Goal: Copy the records from the first line through the line containing "chapter-number: 2. <box>69 239 82 253</box>", swapping every "topic-name" for "topic-heading" and leaving everything else as it is.

Input material:
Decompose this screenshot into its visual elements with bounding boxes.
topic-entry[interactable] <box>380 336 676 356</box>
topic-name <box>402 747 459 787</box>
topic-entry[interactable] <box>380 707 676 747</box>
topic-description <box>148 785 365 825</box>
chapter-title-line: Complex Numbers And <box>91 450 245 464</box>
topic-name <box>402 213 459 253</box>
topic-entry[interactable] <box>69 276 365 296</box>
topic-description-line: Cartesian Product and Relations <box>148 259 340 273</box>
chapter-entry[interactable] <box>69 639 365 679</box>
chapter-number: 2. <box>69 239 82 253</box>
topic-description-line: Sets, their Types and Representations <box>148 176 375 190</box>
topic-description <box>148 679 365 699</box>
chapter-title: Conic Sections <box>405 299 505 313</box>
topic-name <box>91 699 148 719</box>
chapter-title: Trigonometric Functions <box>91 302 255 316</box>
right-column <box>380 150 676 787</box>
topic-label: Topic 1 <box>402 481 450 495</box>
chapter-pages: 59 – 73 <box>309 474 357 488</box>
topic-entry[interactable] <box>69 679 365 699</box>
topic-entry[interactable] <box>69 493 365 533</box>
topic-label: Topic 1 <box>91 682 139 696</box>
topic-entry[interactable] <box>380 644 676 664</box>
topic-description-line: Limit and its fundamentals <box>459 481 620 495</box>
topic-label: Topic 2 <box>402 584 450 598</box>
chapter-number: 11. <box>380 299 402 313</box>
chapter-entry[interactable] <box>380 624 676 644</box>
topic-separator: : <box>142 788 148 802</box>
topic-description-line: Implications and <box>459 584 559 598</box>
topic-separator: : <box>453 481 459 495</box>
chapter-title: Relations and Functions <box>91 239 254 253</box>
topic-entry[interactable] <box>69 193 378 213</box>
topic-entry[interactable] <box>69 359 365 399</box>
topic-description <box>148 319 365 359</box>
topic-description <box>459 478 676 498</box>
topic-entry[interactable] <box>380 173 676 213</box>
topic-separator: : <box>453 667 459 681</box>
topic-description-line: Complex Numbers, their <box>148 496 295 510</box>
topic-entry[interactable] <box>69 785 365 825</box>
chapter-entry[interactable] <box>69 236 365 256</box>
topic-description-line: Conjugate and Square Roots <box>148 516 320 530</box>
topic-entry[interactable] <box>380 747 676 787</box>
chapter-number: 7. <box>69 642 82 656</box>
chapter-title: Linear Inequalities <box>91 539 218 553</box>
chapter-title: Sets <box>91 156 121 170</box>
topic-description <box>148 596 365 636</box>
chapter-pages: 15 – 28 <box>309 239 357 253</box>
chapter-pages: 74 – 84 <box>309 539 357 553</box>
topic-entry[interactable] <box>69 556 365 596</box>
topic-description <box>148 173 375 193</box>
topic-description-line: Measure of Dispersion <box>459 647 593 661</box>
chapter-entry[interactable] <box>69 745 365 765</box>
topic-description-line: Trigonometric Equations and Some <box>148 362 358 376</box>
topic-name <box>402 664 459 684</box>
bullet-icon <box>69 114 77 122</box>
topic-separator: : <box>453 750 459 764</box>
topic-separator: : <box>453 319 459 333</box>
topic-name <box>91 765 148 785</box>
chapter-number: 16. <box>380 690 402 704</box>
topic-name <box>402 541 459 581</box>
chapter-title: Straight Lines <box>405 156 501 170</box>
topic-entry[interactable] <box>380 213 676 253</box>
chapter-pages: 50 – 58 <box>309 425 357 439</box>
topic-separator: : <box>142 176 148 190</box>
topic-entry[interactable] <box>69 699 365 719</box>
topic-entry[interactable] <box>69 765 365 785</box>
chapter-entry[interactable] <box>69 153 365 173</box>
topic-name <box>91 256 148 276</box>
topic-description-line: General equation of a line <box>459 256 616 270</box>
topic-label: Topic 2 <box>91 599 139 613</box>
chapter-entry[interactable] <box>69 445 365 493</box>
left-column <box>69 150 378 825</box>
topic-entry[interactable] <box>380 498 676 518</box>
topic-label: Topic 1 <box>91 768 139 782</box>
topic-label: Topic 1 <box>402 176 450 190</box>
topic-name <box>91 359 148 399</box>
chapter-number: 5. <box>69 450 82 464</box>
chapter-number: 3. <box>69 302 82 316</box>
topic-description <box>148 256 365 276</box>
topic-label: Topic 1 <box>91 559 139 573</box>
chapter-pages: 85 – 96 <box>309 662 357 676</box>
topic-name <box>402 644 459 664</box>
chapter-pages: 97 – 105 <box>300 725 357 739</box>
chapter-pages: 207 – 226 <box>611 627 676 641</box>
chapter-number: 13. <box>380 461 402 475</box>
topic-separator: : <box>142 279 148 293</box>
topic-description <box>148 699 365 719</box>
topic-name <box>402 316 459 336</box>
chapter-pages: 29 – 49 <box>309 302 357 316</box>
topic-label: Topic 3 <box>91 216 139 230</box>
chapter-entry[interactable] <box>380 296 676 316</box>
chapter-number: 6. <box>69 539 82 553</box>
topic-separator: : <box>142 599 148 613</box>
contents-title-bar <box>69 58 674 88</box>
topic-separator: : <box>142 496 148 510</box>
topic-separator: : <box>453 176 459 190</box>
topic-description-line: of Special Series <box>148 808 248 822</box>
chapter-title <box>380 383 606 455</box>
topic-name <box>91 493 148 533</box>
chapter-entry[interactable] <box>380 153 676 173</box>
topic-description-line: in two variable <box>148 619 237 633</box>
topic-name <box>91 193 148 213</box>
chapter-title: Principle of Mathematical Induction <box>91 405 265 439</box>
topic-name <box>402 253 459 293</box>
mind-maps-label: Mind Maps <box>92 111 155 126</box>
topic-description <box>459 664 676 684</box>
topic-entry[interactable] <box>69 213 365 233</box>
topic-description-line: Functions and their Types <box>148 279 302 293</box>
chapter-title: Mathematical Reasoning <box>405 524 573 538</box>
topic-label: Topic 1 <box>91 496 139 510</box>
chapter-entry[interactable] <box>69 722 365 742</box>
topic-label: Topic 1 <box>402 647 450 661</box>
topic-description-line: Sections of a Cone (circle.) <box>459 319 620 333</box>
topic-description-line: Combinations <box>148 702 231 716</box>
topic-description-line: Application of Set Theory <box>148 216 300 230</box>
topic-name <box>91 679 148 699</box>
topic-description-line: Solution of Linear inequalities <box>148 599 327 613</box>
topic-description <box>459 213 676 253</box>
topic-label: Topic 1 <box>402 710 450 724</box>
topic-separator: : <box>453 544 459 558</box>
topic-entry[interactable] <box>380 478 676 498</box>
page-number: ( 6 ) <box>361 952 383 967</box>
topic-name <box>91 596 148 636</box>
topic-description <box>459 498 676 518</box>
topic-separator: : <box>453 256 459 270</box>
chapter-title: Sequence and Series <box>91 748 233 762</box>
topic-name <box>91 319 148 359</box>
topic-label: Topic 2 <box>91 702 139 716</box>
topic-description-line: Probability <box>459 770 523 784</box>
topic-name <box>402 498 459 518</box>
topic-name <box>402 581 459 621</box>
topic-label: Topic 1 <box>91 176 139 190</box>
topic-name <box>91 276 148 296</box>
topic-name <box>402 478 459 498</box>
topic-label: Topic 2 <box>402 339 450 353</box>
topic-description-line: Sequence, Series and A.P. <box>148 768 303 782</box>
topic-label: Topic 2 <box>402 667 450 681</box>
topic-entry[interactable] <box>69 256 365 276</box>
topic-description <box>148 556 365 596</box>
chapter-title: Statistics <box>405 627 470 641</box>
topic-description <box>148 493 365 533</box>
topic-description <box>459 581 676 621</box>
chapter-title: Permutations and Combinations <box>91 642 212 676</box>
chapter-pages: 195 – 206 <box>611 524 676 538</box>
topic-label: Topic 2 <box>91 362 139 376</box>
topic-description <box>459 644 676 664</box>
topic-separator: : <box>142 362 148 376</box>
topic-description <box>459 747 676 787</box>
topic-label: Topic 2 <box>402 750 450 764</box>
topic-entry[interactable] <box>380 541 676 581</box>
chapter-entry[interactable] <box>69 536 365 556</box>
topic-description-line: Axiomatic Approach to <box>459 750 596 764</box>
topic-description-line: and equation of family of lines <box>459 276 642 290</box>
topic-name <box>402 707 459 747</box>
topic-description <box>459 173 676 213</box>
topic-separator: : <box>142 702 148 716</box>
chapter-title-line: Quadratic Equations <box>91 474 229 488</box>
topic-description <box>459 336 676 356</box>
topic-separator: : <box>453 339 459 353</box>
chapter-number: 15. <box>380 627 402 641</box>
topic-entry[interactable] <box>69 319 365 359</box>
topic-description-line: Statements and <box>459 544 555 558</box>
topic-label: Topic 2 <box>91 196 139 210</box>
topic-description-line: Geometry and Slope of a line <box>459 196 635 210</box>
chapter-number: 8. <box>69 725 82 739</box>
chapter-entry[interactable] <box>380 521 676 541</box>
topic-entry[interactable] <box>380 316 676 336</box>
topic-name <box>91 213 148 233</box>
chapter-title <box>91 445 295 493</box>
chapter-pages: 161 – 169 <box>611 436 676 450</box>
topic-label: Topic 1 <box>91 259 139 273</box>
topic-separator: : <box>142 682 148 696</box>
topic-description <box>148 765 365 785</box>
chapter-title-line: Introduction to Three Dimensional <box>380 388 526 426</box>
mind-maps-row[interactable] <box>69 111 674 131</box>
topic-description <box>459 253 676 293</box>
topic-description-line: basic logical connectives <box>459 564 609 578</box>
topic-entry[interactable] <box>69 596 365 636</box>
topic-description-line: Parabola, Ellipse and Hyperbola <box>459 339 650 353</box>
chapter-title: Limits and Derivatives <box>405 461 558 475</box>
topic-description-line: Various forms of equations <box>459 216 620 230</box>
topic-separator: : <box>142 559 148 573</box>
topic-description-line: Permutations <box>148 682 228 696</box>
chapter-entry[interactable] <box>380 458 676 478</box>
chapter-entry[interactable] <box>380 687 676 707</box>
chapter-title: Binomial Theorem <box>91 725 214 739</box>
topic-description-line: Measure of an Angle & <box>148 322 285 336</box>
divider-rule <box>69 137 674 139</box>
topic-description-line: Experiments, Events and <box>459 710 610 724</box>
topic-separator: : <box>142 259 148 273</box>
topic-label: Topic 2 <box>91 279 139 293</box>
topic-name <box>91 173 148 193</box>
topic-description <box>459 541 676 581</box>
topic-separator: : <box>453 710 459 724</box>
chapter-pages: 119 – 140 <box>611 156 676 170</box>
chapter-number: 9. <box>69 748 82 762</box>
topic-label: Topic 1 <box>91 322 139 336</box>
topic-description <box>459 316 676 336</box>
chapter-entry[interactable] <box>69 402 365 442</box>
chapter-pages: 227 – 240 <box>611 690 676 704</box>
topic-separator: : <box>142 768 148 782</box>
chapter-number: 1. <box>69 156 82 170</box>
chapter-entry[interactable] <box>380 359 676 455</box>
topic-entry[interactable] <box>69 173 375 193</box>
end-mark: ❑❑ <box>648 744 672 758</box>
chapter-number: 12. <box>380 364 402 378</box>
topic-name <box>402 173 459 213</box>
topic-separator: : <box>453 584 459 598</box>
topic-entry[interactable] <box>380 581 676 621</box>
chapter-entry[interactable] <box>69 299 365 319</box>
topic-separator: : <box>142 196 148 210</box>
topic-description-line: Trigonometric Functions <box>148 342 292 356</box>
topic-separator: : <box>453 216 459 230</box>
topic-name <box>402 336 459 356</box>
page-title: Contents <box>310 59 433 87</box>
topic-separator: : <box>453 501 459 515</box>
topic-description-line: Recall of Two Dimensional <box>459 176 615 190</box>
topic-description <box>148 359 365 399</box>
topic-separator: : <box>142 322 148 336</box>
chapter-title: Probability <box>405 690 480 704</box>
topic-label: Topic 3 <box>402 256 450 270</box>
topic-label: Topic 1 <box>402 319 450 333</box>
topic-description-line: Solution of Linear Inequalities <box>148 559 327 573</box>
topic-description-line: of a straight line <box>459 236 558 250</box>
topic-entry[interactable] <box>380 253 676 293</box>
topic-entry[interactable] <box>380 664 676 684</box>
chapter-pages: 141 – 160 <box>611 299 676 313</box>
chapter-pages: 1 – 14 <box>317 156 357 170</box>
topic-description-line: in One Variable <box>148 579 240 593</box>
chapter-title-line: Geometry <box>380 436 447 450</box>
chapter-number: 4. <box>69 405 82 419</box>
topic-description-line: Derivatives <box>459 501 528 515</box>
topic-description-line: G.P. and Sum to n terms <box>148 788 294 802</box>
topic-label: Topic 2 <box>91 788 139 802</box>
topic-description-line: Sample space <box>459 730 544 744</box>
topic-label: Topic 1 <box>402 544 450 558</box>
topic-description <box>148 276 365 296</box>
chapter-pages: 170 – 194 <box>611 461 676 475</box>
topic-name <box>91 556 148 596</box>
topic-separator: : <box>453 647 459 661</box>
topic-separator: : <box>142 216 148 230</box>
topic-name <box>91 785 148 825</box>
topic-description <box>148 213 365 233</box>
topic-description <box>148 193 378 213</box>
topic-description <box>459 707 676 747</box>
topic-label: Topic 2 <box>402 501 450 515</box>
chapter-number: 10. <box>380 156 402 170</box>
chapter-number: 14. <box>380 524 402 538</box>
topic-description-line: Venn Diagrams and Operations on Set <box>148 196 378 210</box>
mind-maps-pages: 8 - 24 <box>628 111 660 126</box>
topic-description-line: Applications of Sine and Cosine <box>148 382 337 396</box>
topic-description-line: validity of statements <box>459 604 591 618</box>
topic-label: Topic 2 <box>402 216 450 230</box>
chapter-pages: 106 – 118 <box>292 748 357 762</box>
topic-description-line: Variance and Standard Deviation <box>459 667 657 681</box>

Exercise output:
Decompose this screenshot into its visual elements with bounding boxes.
topic-entry[interactable] <box>380 336 676 356</box>
topic-heading <box>402 747 459 787</box>
topic-entry[interactable] <box>380 707 676 747</box>
topic-description <box>148 785 365 825</box>
chapter-title-line: Complex Numbers And <box>91 450 245 464</box>
topic-heading <box>402 213 459 253</box>
topic-entry[interactable] <box>69 276 365 296</box>
topic-description-line: Cartesian Product and Relations <box>148 259 340 273</box>
chapter-entry[interactable] <box>69 639 365 679</box>
chapter-number: 2. <box>69 239 82 253</box>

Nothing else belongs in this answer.